### YOUR OBJECTIVE
Please give the count of lines holding the string "date" and nothing besides.

### RECORDS TO PROCESS
======
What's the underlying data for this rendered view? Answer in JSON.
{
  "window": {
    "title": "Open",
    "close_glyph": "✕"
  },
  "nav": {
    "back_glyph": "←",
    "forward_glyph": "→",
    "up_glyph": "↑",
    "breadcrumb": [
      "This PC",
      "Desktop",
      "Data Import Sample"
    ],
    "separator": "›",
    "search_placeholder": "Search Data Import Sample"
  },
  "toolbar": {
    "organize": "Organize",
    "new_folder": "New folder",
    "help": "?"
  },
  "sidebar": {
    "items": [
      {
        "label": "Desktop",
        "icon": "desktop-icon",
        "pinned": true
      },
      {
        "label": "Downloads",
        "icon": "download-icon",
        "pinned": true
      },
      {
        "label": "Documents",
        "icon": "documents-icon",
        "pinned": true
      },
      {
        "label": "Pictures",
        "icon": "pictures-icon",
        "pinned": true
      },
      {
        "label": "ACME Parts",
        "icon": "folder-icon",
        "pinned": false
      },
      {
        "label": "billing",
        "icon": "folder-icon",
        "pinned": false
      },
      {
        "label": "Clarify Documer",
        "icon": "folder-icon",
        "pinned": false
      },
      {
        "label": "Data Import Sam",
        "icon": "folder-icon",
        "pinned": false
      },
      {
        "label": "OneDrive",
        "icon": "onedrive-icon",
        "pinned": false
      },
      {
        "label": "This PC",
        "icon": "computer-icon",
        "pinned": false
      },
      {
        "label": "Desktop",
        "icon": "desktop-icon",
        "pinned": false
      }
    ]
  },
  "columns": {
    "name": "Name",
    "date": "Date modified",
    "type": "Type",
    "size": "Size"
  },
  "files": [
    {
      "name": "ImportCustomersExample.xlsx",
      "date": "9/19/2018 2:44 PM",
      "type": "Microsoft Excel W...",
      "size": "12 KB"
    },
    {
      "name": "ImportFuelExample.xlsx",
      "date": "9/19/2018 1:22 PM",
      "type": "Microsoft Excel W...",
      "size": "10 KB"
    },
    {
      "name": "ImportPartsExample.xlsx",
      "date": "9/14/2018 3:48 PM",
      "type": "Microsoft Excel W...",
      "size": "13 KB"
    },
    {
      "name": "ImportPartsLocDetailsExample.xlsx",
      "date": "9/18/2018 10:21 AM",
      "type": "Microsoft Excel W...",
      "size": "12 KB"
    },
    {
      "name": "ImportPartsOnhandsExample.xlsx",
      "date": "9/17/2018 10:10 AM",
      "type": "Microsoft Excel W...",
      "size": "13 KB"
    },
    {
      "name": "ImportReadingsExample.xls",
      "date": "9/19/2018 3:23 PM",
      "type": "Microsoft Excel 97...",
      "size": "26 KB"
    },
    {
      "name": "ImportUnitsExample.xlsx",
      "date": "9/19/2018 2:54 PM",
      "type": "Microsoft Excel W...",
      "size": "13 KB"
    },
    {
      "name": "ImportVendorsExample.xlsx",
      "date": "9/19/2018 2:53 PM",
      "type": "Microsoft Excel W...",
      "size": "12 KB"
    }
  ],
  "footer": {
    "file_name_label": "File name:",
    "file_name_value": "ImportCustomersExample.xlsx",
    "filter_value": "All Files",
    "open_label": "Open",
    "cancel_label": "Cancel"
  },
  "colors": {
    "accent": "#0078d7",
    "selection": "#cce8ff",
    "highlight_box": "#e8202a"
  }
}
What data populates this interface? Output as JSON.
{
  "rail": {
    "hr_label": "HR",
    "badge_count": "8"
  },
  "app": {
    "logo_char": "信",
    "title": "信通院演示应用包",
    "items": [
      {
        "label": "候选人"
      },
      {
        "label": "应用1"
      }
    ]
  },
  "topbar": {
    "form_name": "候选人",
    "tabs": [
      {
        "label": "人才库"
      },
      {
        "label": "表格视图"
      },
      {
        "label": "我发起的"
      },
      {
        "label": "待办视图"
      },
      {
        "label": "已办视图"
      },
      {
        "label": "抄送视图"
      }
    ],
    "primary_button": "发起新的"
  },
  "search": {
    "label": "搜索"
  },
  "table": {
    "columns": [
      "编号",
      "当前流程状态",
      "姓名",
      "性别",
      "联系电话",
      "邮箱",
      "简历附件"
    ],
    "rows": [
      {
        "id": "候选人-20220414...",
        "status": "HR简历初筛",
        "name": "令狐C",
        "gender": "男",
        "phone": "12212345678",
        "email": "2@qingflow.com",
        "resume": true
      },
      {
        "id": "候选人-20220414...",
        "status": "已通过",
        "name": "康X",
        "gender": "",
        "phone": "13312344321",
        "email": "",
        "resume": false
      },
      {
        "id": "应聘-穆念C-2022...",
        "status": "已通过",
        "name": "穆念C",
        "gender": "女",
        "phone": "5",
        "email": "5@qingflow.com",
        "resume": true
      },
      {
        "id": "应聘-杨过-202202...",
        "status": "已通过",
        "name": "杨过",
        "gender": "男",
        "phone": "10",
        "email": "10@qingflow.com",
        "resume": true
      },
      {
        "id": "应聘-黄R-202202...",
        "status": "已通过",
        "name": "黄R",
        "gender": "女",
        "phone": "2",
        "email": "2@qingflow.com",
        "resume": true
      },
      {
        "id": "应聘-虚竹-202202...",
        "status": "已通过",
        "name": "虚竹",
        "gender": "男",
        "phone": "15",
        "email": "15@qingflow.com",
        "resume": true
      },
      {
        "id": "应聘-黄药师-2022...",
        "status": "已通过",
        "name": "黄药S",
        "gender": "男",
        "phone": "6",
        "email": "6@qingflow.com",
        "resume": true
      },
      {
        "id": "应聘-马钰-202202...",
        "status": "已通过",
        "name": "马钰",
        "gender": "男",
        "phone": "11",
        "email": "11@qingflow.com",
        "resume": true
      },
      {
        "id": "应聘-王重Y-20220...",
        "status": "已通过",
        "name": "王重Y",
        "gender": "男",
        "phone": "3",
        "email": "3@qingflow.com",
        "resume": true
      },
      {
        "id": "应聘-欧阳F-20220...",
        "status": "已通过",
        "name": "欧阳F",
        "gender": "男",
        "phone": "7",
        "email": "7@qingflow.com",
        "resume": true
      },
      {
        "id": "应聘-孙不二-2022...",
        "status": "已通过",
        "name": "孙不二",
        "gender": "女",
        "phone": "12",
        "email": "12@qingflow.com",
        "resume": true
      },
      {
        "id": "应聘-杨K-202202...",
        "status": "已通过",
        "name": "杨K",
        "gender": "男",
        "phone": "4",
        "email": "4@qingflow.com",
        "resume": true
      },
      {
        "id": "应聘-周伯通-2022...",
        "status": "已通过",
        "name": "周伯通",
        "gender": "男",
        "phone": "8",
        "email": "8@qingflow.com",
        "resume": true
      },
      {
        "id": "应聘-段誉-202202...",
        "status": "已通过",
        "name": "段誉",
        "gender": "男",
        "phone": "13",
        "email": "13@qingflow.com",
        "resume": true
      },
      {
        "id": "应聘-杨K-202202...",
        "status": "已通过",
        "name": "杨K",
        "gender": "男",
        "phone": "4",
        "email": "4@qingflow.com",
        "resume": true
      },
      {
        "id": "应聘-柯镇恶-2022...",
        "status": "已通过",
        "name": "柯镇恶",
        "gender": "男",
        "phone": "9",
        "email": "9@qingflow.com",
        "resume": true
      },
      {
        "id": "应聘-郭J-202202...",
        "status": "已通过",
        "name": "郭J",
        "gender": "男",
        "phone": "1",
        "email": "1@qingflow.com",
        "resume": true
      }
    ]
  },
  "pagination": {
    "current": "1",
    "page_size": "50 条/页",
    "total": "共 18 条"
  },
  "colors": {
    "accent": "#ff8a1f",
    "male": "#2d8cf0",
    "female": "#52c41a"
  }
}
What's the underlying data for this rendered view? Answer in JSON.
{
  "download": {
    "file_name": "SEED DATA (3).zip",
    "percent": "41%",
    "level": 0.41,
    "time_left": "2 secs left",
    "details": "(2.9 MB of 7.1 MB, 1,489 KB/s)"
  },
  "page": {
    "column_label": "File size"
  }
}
======
### FINISHED EXERCISE
9